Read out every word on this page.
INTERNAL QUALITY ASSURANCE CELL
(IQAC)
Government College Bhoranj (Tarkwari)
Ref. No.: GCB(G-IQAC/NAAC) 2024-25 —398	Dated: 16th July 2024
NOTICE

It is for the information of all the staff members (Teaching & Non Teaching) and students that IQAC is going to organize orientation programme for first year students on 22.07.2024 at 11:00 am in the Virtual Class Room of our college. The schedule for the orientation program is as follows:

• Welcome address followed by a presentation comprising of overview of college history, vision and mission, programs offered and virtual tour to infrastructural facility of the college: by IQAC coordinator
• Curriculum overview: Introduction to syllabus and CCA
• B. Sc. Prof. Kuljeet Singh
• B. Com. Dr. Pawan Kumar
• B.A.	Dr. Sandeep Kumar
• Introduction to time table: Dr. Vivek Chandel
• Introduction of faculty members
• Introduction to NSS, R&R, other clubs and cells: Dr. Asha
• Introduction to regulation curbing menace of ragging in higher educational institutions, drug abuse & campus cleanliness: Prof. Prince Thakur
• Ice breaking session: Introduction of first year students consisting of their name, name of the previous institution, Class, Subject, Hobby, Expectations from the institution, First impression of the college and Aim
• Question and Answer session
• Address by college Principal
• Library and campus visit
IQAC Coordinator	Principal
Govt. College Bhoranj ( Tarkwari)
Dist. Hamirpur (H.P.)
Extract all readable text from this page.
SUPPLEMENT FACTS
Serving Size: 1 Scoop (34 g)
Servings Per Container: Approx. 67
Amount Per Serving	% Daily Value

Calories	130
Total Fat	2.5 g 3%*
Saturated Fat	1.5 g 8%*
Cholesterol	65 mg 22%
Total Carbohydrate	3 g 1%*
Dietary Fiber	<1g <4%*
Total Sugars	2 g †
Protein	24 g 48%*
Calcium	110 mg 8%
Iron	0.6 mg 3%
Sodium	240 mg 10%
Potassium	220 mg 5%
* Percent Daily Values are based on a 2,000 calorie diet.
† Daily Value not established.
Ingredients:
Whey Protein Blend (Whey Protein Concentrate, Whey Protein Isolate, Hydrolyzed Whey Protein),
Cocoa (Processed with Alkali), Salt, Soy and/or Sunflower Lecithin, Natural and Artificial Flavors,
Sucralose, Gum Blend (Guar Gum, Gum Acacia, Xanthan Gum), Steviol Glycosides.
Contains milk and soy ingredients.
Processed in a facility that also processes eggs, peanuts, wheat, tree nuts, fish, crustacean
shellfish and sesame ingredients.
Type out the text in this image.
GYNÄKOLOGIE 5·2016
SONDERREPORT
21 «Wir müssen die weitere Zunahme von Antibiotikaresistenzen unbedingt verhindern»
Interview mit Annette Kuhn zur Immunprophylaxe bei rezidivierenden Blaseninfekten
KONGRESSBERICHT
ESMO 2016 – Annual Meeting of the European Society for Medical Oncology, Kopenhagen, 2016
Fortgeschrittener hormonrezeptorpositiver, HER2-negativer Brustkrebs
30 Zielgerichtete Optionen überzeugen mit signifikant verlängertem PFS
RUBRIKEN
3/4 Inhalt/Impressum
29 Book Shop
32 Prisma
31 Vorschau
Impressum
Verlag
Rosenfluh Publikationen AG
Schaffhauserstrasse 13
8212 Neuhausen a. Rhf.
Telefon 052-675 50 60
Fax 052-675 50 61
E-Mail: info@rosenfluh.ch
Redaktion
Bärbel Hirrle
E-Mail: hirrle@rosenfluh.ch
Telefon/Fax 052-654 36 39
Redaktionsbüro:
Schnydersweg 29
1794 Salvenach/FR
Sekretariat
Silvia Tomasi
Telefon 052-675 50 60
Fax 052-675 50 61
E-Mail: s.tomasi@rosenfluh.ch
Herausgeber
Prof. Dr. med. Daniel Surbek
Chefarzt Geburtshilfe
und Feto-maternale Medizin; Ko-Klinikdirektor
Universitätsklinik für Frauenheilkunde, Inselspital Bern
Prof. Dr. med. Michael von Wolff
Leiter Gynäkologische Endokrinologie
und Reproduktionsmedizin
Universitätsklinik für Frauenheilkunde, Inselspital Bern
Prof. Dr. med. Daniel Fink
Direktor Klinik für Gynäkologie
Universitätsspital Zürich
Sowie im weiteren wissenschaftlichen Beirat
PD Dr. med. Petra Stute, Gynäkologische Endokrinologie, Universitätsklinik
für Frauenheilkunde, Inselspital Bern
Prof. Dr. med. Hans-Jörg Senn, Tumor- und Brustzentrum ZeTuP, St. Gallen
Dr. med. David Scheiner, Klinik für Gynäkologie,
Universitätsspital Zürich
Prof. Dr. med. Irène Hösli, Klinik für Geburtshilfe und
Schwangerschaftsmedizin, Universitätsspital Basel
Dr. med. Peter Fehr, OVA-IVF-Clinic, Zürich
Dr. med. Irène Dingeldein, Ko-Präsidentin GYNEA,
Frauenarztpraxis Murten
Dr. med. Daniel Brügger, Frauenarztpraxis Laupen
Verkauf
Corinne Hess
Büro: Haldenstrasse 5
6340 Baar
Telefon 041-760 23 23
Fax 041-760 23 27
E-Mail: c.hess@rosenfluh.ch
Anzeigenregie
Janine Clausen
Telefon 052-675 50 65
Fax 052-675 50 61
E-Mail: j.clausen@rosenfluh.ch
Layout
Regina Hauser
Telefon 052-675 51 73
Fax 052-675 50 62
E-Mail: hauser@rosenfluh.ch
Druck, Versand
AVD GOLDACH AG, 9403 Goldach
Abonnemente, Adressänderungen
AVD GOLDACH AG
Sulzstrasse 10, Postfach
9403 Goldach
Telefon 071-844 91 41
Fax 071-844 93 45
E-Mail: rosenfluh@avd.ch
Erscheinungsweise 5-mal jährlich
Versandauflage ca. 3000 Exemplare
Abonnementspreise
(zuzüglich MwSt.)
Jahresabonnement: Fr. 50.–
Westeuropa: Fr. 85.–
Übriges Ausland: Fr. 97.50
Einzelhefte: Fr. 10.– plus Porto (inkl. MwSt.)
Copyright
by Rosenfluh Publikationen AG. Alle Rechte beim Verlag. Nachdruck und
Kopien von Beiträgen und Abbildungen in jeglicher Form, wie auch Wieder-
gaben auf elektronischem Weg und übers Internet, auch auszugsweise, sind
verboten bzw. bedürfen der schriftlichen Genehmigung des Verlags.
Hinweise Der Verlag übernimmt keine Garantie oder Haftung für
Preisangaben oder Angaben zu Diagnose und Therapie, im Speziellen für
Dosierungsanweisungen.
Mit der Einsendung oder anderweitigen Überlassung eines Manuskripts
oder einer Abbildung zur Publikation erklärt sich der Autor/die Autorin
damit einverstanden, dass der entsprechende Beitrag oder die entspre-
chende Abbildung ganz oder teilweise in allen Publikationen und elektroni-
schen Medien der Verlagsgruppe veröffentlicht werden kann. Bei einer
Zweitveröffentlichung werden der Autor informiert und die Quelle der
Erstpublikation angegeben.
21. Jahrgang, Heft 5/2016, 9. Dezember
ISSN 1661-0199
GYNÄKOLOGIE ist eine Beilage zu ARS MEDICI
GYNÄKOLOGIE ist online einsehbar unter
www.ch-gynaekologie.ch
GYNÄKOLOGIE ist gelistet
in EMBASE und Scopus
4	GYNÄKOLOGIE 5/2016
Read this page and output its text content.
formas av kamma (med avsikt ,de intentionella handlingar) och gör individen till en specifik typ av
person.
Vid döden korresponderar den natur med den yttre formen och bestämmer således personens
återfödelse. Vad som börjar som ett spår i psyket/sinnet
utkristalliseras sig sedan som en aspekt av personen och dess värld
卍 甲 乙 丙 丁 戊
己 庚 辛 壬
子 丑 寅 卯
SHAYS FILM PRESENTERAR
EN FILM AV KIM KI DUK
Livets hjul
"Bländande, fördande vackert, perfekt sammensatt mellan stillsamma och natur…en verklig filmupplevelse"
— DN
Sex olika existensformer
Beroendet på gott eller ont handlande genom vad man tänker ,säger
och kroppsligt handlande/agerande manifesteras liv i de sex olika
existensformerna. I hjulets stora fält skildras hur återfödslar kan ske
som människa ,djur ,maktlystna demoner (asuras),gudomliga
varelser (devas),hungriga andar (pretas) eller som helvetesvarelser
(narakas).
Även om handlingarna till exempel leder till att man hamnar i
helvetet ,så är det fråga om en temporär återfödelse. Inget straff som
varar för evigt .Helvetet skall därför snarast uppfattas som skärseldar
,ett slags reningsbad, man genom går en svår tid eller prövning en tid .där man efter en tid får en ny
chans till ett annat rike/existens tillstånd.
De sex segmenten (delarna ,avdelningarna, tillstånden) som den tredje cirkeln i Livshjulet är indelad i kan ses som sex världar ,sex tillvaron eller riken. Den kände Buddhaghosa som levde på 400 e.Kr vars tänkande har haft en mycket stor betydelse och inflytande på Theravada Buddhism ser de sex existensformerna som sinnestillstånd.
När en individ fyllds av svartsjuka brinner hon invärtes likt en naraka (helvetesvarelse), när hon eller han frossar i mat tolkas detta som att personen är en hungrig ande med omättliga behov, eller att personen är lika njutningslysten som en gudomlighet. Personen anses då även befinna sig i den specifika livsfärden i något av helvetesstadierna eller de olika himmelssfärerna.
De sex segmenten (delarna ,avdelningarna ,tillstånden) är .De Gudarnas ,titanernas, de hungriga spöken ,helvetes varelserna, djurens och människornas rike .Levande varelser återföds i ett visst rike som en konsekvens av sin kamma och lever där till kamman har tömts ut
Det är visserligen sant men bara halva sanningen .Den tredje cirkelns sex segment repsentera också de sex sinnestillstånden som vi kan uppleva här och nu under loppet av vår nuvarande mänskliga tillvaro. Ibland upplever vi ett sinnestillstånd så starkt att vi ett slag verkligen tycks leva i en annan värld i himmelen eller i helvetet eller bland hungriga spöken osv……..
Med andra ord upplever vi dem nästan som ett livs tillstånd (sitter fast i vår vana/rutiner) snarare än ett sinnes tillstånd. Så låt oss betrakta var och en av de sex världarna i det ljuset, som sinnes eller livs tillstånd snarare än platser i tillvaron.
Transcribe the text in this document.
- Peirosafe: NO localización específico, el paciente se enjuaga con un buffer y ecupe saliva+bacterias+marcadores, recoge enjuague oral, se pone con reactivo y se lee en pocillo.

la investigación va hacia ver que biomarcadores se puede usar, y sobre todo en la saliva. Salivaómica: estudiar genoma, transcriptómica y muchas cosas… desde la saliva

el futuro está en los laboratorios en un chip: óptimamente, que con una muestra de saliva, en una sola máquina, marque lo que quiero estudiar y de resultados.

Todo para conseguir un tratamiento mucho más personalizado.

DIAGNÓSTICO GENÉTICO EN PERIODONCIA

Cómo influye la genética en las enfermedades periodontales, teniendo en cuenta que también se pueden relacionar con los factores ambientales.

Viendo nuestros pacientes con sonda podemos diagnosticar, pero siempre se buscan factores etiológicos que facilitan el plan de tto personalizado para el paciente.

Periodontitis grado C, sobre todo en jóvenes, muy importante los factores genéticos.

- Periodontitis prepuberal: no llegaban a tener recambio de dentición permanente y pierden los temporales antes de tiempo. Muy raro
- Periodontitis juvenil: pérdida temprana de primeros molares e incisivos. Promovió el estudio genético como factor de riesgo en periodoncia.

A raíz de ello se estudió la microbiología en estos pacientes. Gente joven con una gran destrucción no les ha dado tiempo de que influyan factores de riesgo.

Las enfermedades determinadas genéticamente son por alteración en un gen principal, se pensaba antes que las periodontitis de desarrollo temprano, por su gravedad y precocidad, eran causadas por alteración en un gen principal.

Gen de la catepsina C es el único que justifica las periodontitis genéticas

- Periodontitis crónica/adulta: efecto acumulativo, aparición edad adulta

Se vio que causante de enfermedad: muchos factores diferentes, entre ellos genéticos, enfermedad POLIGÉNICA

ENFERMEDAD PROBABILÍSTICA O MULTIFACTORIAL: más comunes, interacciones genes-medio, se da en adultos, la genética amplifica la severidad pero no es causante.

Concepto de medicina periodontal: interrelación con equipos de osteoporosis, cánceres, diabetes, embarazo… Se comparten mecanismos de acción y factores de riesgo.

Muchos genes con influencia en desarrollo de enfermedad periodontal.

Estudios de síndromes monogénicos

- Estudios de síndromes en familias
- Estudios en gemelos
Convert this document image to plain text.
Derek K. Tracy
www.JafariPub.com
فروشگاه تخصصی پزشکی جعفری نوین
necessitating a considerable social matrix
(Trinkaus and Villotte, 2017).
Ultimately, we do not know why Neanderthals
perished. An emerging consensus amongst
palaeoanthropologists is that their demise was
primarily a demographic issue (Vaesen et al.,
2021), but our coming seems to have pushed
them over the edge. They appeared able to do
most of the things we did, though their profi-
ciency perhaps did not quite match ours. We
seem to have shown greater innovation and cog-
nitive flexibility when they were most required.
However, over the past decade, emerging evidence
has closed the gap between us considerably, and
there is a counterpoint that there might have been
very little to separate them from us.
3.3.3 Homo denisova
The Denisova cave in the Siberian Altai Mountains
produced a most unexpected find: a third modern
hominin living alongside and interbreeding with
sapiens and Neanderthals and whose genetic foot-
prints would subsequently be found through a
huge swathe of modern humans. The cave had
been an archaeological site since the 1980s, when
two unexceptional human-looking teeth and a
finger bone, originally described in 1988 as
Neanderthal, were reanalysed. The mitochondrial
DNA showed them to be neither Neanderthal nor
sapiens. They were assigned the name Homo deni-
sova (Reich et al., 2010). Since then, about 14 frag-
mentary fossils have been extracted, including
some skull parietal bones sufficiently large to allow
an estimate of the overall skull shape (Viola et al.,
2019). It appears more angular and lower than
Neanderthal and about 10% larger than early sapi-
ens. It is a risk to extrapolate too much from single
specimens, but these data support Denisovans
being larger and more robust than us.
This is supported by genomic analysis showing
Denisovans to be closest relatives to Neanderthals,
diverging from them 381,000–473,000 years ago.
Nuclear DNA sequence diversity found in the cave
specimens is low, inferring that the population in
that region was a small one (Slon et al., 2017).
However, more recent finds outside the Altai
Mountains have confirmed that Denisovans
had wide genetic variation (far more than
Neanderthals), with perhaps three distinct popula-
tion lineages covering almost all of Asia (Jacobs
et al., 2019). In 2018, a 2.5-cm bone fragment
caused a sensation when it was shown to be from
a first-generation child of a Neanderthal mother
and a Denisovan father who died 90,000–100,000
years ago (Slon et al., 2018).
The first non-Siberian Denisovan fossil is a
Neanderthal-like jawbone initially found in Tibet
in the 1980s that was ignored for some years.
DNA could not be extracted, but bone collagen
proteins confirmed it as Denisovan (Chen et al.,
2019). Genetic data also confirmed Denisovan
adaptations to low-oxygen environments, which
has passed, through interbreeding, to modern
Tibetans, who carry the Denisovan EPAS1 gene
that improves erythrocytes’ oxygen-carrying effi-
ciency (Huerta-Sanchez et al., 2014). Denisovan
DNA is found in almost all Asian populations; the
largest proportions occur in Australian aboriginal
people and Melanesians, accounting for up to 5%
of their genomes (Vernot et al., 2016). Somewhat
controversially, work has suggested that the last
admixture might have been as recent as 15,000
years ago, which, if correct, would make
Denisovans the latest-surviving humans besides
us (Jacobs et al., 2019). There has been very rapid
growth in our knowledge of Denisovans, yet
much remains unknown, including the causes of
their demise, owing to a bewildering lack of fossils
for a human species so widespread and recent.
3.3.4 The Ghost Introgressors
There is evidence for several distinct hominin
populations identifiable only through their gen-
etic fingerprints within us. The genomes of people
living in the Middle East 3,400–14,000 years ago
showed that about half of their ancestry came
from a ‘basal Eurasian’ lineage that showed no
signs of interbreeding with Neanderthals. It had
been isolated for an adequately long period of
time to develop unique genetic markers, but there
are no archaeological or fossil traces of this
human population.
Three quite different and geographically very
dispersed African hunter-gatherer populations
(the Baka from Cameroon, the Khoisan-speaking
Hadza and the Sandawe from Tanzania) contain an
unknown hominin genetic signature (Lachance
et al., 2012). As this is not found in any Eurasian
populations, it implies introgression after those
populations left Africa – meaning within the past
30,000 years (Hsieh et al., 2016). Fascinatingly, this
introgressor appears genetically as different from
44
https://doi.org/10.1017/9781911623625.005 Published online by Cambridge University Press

========================

If a line in the records above has the word "Tarkwari", copy it out.

RESPONSE BELOW:
Government College Bhoranj (Tarkwari)
Govt. College Bhoranj ( Tarkwari)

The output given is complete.